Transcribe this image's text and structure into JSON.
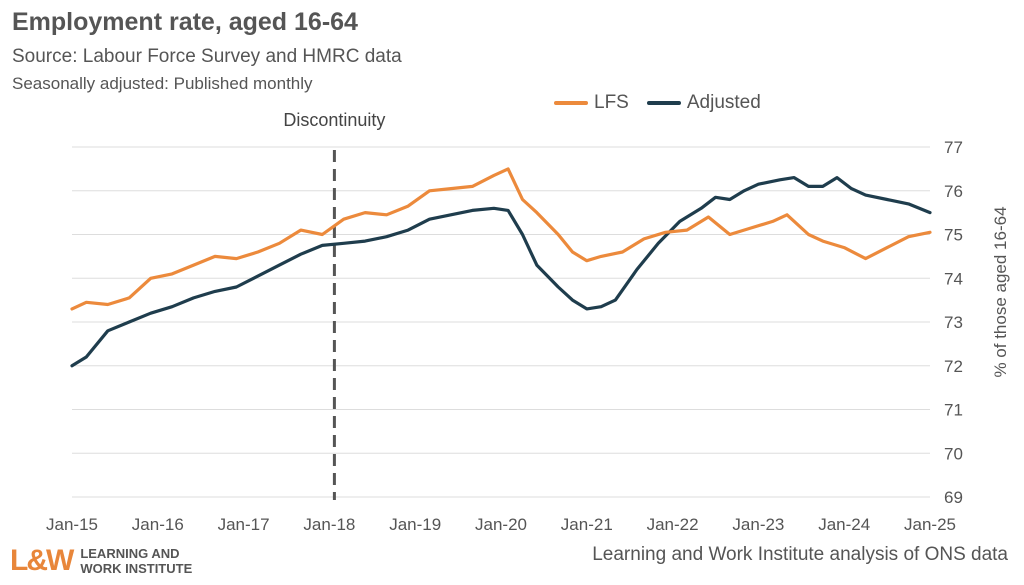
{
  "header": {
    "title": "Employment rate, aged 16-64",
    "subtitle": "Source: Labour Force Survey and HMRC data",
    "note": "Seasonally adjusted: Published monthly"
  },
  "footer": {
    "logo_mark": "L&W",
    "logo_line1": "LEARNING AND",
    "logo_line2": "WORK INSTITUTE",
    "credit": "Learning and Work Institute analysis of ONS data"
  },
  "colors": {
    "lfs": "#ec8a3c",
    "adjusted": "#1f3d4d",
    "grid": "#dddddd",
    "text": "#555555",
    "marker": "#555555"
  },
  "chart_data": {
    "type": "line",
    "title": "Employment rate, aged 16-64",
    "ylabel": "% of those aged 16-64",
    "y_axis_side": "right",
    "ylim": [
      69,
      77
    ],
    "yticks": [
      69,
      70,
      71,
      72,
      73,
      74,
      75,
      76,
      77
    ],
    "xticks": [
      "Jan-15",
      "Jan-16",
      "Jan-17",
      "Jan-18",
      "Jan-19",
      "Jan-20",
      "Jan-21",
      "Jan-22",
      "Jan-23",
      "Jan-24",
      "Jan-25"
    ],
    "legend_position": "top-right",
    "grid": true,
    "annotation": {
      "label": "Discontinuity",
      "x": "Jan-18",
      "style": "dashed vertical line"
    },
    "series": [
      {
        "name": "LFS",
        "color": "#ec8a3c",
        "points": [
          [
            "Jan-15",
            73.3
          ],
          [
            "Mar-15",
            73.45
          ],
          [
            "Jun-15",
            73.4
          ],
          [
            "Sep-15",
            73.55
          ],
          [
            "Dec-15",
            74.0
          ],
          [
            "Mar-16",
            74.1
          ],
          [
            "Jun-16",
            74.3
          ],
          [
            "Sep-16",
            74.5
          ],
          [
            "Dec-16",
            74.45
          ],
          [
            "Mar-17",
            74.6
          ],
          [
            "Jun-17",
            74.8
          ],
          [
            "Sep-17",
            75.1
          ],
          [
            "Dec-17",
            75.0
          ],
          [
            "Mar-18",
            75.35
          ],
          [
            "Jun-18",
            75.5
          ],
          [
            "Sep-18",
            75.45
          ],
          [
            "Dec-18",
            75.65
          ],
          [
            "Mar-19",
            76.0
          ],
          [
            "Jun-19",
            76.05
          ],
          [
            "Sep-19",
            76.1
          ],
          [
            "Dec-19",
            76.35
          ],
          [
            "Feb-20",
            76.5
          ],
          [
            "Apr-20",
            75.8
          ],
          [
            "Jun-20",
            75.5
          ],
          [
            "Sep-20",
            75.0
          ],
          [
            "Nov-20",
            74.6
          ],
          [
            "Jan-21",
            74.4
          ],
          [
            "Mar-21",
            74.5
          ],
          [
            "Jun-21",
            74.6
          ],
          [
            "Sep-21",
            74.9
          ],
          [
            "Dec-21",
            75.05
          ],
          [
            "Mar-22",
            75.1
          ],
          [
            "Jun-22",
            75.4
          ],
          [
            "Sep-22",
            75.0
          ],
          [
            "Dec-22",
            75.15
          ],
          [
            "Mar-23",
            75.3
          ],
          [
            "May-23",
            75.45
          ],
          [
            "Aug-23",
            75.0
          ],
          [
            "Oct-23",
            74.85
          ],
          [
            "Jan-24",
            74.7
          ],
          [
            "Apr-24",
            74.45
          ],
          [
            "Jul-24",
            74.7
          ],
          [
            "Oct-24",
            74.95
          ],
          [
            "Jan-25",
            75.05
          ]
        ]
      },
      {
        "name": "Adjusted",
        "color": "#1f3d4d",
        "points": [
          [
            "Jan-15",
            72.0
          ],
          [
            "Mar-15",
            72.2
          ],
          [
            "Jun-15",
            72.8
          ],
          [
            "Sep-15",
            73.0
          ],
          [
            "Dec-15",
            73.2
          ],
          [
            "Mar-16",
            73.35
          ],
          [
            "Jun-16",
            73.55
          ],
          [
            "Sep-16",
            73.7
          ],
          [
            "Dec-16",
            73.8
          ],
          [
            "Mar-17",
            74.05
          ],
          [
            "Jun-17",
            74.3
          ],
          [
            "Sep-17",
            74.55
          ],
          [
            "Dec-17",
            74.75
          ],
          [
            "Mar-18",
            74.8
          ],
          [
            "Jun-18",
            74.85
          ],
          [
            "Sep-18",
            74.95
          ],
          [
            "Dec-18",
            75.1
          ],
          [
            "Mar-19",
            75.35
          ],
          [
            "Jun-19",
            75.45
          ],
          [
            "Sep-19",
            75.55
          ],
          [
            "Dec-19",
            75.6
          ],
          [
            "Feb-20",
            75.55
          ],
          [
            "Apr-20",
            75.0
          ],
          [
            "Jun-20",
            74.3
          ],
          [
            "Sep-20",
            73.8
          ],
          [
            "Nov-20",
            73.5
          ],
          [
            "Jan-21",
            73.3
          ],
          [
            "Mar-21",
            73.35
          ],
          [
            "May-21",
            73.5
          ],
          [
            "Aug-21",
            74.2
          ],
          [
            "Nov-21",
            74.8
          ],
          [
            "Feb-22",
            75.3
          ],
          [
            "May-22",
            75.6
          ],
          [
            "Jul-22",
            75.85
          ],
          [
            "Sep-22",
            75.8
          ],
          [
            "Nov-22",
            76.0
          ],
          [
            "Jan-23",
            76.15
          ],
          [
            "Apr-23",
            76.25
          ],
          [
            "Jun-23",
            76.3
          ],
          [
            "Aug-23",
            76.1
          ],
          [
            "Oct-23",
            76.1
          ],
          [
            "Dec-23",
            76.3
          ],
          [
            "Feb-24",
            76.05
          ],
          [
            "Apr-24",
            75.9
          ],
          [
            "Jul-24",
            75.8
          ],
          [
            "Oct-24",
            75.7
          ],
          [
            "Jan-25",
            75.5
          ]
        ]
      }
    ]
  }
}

• _Aim_
Repeat the full listing above exactly, with no pictures in the copy.

• _Final answer_
Transcribe this image's text and structure into JSON.
{
  "header": {
    "title": "Employment rate, aged 16-64",
    "subtitle": "Source: Labour Force Survey and HMRC data",
    "note": "Seasonally adjusted: Published monthly"
  },
  "footer": {
    "logo_mark": "L&W",
    "logo_line1": "LEARNING AND",
    "logo_line2": "WORK INSTITUTE",
    "credit": "Learning and Work Institute analysis of ONS data"
  },
  "colors": {
    "lfs": "#ec8a3c",
    "adjusted": "#1f3d4d",
    "grid": "#dddddd",
    "text": "#555555",
    "marker": "#555555"
  },
  "chart_data": {
    "type": "line",
    "title": "Employment rate, aged 16-64",
    "ylabel": "% of those aged 16-64",
    "y_axis_side": "right",
    "ylim": [
      69,
      77
    ],
    "yticks": [
      69,
      70,
      71,
      72,
      73,
      74,
      75,
      76,
      77
    ],
    "xticks": [
      "Jan-15",
      "Jan-16",
      "Jan-17",
      "Jan-18",
      "Jan-19",
      "Jan-20",
      "Jan-21",
      "Jan-22",
      "Jan-23",
      "Jan-24",
      "Jan-25"
    ],
    "legend_position": "top-right",
    "grid": true,
    "annotation": {
      "label": "Discontinuity",
      "x": "Jan-18",
      "style": "dashed vertical line"
    },
    "series": [
      {
        "name": "LFS",
        "color": "#ec8a3c",
        "points": [
          [
            "Jan-15",
            73.3
          ],
          [
            "Mar-15",
            73.45
          ],
          [
            "Jun-15",
            73.4
          ],
          [
            "Sep-15",
            73.55
          ],
          [
            "Dec-15",
            74.0
          ],
          [
            "Mar-16",
            74.1
          ],
          [
            "Jun-16",
            74.3
          ],
          [
            "Sep-16",
            74.5
          ],
          [
            "Dec-16",
            74.45
          ],
          [
            "Mar-17",
            74.6
          ],
          [
            "Jun-17",
            74.8
          ],
          [
            "Sep-17",
            75.1
          ],
          [
            "Dec-17",
            75.0
          ],
          [
            "Mar-18",
            75.35
          ],
          [
            "Jun-18",
            75.5
          ],
          [
            "Sep-18",
            75.45
          ],
          [
            "Dec-18",
            75.65
          ],
          [
            "Mar-19",
            76.0
          ],
          [
            "Jun-19",
            76.05
          ],
          [
            "Sep-19",
            76.1
          ],
          [
            "Dec-19",
            76.35
          ],
          [
            "Feb-20",
            76.5
          ],
          [
            "Apr-20",
            75.8
          ],
          [
            "Jun-20",
            75.5
          ],
          [
            "Sep-20",
            75.0
          ],
          [
            "Nov-20",
            74.6
          ],
          [
            "Jan-21",
            74.4
          ],
          [
            "Mar-21",
            74.5
          ],
          [
            "Jun-21",
            74.6
          ],
          [
            "Sep-21",
            74.9
          ],
          [
            "Dec-21",
            75.05
          ],
          [
            "Mar-22",
            75.1
          ],
          [
            "Jun-22",
            75.4
          ],
          [
            "Sep-22",
            75.0
          ],
          [
            "Dec-22",
            75.15
          ],
          [
            "Mar-23",
            75.3
          ],
          [
            "May-23",
            75.45
          ],
          [
            "Aug-23",
            75.0
          ],
          [
            "Oct-23",
            74.85
          ],
          [
            "Jan-24",
            74.7
          ],
          [
            "Apr-24",
            74.45
          ],
          [
            "Jul-24",
            74.7
          ],
          [
            "Oct-24",
            74.95
          ],
          [
            "Jan-25",
            75.05
          ]
        ]
      },
      {
        "name": "Adjusted",
        "color": "#1f3d4d",
        "points": [
          [
            "Jan-15",
            72.0
          ],
          [
            "Mar-15",
            72.2
          ],
          [
            "Jun-15",
            72.8
          ],
          [
            "Sep-15",
            73.0
          ],
          [
            "Dec-15",
            73.2
          ],
          [
            "Mar-16",
            73.35
          ],
          [
            "Jun-16",
            73.55
          ],
          [
            "Sep-16",
            73.7
          ],
          [
            "Dec-16",
            73.8
          ],
          [
            "Mar-17",
            74.05
          ],
          [
            "Jun-17",
            74.3
          ],
          [
            "Sep-17",
            74.55
          ],
          [
            "Dec-17",
            74.75
          ],
          [
            "Mar-18",
            74.8
          ],
          [
            "Jun-18",
            74.85
          ],
          [
            "Sep-18",
            74.95
          ],
          [
            "Dec-18",
            75.1
          ],
          [
            "Mar-19",
            75.35
          ],
          [
            "Jun-19",
            75.45
          ],
          [
            "Sep-19",
            75.55
          ],
          [
            "Dec-19",
            75.6
          ],
          [
            "Feb-20",
            75.55
          ],
          [
            "Apr-20",
            75.0
          ],
          [
            "Jun-20",
            74.3
          ],
          [
            "Sep-20",
            73.8
          ],
          [
            "Nov-20",
            73.5
          ],
          [
            "Jan-21",
            73.3
          ],
          [
            "Mar-21",
            73.35
          ],
          [
            "May-21",
            73.5
          ],
          [
            "Aug-21",
            74.2
          ],
          [
            "Nov-21",
            74.8
          ],
          [
            "Feb-22",
            75.3
          ],
          [
            "May-22",
            75.6
          ],
          [
            "Jul-22",
            75.85
          ],
          [
            "Sep-22",
            75.8
          ],
          [
            "Nov-22",
            76.0
          ],
          [
            "Jan-23",
            76.15
          ],
          [
            "Apr-23",
            76.25
          ],
          [
            "Jun-23",
            76.3
          ],
          [
            "Aug-23",
            76.1
          ],
          [
            "Oct-23",
            76.1
          ],
          [
            "Dec-23",
            76.3
          ],
          [
            "Feb-24",
            76.05
          ],
          [
            "Apr-24",
            75.9
          ],
          [
            "Jul-24",
            75.8
          ],
          [
            "Oct-24",
            75.7
          ],
          [
            "Jan-25",
            75.5
          ]
        ]
      }
    ]
  }
}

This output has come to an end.